What to work on: Restate the whole listing exactly.

Dataset:
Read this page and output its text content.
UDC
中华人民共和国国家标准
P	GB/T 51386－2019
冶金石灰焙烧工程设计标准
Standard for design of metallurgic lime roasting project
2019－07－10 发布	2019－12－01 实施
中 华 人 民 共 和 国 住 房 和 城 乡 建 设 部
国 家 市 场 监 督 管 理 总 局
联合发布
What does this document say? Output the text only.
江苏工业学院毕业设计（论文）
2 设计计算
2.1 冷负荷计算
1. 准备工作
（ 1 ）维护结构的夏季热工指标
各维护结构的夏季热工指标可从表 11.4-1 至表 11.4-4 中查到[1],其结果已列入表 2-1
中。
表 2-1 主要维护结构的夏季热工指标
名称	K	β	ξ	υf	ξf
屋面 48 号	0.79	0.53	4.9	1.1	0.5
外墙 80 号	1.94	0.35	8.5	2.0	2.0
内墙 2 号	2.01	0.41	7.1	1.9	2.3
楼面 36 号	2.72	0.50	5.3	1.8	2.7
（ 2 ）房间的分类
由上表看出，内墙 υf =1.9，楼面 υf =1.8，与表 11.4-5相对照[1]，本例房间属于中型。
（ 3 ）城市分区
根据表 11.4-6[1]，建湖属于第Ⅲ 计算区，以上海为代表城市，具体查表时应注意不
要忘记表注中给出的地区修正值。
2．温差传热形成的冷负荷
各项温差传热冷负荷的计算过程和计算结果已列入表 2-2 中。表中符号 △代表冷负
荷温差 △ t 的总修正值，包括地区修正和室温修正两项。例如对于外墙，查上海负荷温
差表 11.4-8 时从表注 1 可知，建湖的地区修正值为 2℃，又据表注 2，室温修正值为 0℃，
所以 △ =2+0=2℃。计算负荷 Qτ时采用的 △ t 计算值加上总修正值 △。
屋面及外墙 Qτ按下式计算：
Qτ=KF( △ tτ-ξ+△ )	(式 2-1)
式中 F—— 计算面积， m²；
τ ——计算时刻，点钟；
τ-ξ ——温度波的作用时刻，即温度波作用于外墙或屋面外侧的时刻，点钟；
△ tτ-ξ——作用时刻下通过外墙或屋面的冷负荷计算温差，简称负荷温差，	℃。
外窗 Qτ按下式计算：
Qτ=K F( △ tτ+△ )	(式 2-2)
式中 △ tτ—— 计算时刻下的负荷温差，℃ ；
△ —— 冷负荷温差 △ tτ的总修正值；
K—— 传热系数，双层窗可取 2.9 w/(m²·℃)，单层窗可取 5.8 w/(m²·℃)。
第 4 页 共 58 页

Expected answer:
Read this page and output its text content.
UDC
中华人民共和国国家标准
P	GB/T 51386－2019
冶金石灰焙烧工程设计标准
Standard for design of metallurgic lime roasting project
2019－07－10 发布	2019－12－01 实施
中 华 人 民 共 和 国 住 房 和 城 乡 建 设 部
国 家 市 场 监 督 管 理 总 局
联合发布
What does this document say? Output the text only.
江苏工业学院毕业设计（论文）
2 设计计算
2.1 冷负荷计算
1. 准备工作
（ 1 ）维护结构的夏季热工指标
各维护结构的夏季热工指标可从表 11.4-1 至表 11.4-4 中查到[1],其结果已列入表 2-1
中。
表 2-1 主要维护结构的夏季热工指标
名称	K	β	ξ	υf	ξf
屋面 48 号	0.79	0.53	4.9	1.1	0.5
外墙 80 号	1.94	0.35	8.5	2.0	2.0
内墙 2 号	2.01	0.41	7.1	1.9	2.3
楼面 36 号	2.72	0.50	5.3	1.8	2.7
（ 2 ）房间的分类
由上表看出，内墙 υf =1.9，楼面 υf =1.8，与表 11.4-5相对照[1]，本例房间属于中型。
（ 3 ）城市分区
根据表 11.4-6[1]，建湖属于第Ⅲ 计算区，以上海为代表城市，具体查表时应注意不
要忘记表注中给出的地区修正值。
2．温差传热形成的冷负荷
各项温差传热冷负荷的计算过程和计算结果已列入表 2-2 中。表中符号 △代表冷负
荷温差 △ t 的总修正值，包括地区修正和室温修正两项。例如对于外墙，查上海负荷温
差表 11.4-8 时从表注 1 可知，建湖的地区修正值为 2℃，又据表注 2，室温修正值为 0℃，
所以 △ =2+0=2℃。计算负荷 Qτ时采用的 △ t 计算值加上总修正值 △。
屋面及外墙 Qτ按下式计算：
Qτ=KF( △ tτ-ξ+△ )	(式 2-1)
式中 F—— 计算面积， m²；
τ ——计算时刻，点钟；
τ-ξ ——温度波的作用时刻，即温度波作用于外墙或屋面外侧的时刻，点钟；
△ tτ-ξ——作用时刻下通过外墙或屋面的冷负荷计算温差，简称负荷温差，	℃。
外窗 Qτ按下式计算：
Qτ=K F( △ tτ+△ )	(式 2-2)
式中 △ tτ—— 计算时刻下的负荷温差，℃ ；
△ —— 冷负荷温差 △ tτ的总修正值；
K—— 传热系数，双层窗可取 2.9 w/(m²·℃)，单层窗可取 5.8 w/(m²·℃)。
第 4 页 共 58 页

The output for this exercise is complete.